Task to complete: Make an exact copy of the lines below.

Raw data:

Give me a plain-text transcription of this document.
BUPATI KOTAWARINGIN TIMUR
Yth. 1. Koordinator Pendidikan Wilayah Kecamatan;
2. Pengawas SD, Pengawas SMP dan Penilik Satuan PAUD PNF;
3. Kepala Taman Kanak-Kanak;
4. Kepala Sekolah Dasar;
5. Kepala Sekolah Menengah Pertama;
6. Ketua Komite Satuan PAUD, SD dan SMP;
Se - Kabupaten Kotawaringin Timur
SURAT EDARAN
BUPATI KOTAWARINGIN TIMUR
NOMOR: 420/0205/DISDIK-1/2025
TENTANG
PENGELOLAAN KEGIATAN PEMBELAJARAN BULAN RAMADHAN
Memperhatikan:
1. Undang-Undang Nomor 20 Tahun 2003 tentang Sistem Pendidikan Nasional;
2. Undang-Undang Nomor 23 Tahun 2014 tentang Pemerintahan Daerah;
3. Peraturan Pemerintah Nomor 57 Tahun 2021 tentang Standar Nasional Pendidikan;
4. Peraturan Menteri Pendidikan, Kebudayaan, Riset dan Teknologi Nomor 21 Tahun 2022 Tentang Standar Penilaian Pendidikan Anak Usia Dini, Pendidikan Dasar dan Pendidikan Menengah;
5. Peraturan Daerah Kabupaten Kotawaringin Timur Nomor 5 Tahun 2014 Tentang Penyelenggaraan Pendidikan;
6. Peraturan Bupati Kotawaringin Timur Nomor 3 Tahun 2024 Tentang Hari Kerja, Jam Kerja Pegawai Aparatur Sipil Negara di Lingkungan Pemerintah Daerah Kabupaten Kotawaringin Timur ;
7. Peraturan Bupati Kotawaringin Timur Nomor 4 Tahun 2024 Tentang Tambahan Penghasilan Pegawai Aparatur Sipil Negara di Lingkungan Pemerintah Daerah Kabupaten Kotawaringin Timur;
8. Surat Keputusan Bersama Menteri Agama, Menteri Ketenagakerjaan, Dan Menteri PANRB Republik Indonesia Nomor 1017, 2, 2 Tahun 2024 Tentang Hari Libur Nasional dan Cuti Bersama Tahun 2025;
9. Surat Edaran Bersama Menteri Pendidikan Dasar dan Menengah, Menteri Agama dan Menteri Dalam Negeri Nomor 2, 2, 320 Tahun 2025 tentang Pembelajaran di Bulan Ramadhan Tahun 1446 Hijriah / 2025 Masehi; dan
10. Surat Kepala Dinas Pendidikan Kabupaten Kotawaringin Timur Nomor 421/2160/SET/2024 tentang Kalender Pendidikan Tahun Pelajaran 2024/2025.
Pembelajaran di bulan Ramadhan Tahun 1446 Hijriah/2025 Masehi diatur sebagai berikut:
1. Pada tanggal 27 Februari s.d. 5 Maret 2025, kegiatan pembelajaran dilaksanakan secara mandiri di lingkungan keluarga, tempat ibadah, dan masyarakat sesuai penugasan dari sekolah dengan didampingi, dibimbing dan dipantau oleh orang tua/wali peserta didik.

Written reply:
Give me a plain-text transcription of this document.
BUPATI KOTAWARINGIN TIMUR
Yth. 1. Koordinator Pendidikan Wilayah Kecamatan;
2. Pengawas SD, Pengawas SMP dan Penilik Satuan PAUD PNF;
3. Kepala Taman Kanak-Kanak;
4. Kepala Sekolah Dasar;
5. Kepala Sekolah Menengah Pertama;
6. Ketua Komite Satuan PAUD, SD dan SMP;
Se - Kabupaten Kotawaringin Timur
SURAT EDARAN
BUPATI KOTAWARINGIN TIMUR
NOMOR: 420/0205/DISDIK-1/2025
TENTANG
PENGELOLAAN KEGIATAN PEMBELAJARAN BULAN RAMADHAN
Memperhatikan:
1. Undang-Undang Nomor 20 Tahun 2003 tentang Sistem Pendidikan Nasional;
2. Undang-Undang Nomor 23 Tahun 2014 tentang Pemerintahan Daerah;
3. Peraturan Pemerintah Nomor 57 Tahun 2021 tentang Standar Nasional Pendidikan;
4. Peraturan Menteri Pendidikan, Kebudayaan, Riset dan Teknologi Nomor 21 Tahun 2022 Tentang Standar Penilaian Pendidikan Anak Usia Dini, Pendidikan Dasar dan Pendidikan Menengah;
5. Peraturan Daerah Kabupaten Kotawaringin Timur Nomor 5 Tahun 2014 Tentang Penyelenggaraan Pendidikan;
6. Peraturan Bupati Kotawaringin Timur Nomor 3 Tahun 2024 Tentang Hari Kerja, Jam Kerja Pegawai Aparatur Sipil Negara di Lingkungan Pemerintah Daerah Kabupaten Kotawaringin Timur ;
7. Peraturan Bupati Kotawaringin Timur Nomor 4 Tahun 2024 Tentang Tambahan Penghasilan Pegawai Aparatur Sipil Negara di Lingkungan Pemerintah Daerah Kabupaten Kotawaringin Timur;
8. Surat Keputusan Bersama Menteri Agama, Menteri Ketenagakerjaan, Dan Menteri PANRB Republik Indonesia Nomor 1017, 2, 2 Tahun 2024 Tentang Hari Libur Nasional dan Cuti Bersama Tahun 2025;
9. Surat Edaran Bersama Menteri Pendidikan Dasar dan Menengah, Menteri Agama dan Menteri Dalam Negeri Nomor 2, 2, 320 Tahun 2025 tentang Pembelajaran di Bulan Ramadhan Tahun 1446 Hijriah / 2025 Masehi; dan
10. Surat Kepala Dinas Pendidikan Kabupaten Kotawaringin Timur Nomor 421/2160/SET/2024 tentang Kalender Pendidikan Tahun Pelajaran 2024/2025.
Pembelajaran di bulan Ramadhan Tahun 1446 Hijriah/2025 Masehi diatur sebagai berikut:
1. Pada tanggal 27 Februari s.d. 5 Maret 2025, kegiatan pembelajaran dilaksanakan secara mandiri di lingkungan keluarga, tempat ibadah, dan masyarakat sesuai penugasan dari sekolah dengan didampingi, dibimbing dan dipantau oleh orang tua/wali peserta didik.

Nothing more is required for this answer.